* _CONSIGNE_:
Répondez brièvement à ces questions sur le texte consacré au Bar L :
1. Comment s'appellent les soirées lausannoises qu'anime Pauline ?
2. Dans quel quartier se trouvait le Bar L ?
3. Quel âge avait Lilly lorsqu'elle a ouvert le bar ?

Les garçons restent dehors

A 30 ans d’intervalle, elles ont toutes deux fait le même rêve: celui d’un lieu pour se retrouver et faire la fête entre femmes. Pauline, étudiante de 21 ans, animatrice des soirées lausannoises Les Filles Affranchies, et Lilly qui fut de 1978 à 1990 patronne du Bar L, l’unique bar exclusivement lesbien de Genève. Deux femmes qui refusent de ranger l’idée de non-mixité au placard du politiquement correct.

Un soir d’octobre 1987, éméché et couillon comme on peut l’être à 18 ans, j’ai fait connaissance avec Rocky en essayant d’entrer au Bar L. Aujourd’hui devant moi, Lilly, alors patronne de l’établissement, rigole: «Rocky ne faisait qu’aboyer. Il n’a jamais mordu personne!» Goguenarde, elle ne se lasse pas de raconter l’accueil réservé aux hommes dans le petit bar du quartier des Pâquis: «Je ne sais pas pourquoi, il se mettait à aboyer à chaque fois qu’un mec rentrait. Personne ne l’avait dressé pour ça, mais il avait suffi d’une fois où tout le monde l’avait félicité pour qu’il remette ça avec chaque homme se présentant à la porte!» Lilly passe les photos à Pauline: la devanture, l’intérieur rouge, au mur les photos de Katherine Hepburn, de Vanessa Redgrave… Mais pourquoi ne pas avoir créé un endroit mixte? Lilly frappe sur la table, elle n’en démord pas: «Non, non, non! Moi, c’était pour les femmes… J’avais déjà 45 ans quand j’ai ouvert le bar et je savais très bien dans quel genre d’endroit je voulais être tous les soirs.»

* _DONNÉES FOURNIES_:
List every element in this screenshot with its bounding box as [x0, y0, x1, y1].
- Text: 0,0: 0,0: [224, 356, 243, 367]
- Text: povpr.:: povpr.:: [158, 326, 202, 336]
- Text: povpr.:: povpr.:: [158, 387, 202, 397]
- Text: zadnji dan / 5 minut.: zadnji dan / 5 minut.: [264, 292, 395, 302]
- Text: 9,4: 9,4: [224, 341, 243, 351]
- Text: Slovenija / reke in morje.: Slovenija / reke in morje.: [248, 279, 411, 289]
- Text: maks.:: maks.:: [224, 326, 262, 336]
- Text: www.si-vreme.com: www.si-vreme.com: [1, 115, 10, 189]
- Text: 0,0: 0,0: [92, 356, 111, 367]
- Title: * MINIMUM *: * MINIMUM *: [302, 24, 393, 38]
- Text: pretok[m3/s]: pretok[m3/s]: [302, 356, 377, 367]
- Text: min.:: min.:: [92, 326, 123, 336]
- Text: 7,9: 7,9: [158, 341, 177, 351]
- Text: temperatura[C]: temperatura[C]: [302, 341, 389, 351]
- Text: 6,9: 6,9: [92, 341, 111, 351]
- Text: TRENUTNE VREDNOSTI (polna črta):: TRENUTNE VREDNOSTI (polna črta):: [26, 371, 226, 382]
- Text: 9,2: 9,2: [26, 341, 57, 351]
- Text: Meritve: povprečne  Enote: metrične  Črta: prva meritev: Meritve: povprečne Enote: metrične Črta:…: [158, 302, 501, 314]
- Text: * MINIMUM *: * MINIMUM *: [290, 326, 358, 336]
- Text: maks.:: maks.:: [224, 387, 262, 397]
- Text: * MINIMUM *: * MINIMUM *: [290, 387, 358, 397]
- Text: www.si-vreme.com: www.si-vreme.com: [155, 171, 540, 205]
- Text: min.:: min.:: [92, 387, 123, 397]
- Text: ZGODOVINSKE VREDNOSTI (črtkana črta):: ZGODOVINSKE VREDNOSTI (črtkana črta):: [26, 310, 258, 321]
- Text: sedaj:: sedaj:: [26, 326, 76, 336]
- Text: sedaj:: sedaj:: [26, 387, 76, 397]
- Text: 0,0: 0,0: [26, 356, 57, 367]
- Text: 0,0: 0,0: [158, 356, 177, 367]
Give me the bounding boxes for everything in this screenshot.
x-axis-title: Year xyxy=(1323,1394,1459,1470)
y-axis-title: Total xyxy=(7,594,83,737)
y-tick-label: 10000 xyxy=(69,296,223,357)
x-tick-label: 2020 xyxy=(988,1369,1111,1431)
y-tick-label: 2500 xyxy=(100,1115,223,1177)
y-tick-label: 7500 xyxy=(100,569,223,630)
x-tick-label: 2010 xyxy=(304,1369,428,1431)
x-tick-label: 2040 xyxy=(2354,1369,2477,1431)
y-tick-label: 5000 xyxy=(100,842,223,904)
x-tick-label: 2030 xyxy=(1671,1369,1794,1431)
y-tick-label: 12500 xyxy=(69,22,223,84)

* _RÉPONSE_:
1. Les Filles Affranchies.
2. Le quartier des Pâquis.
3. 45 ans.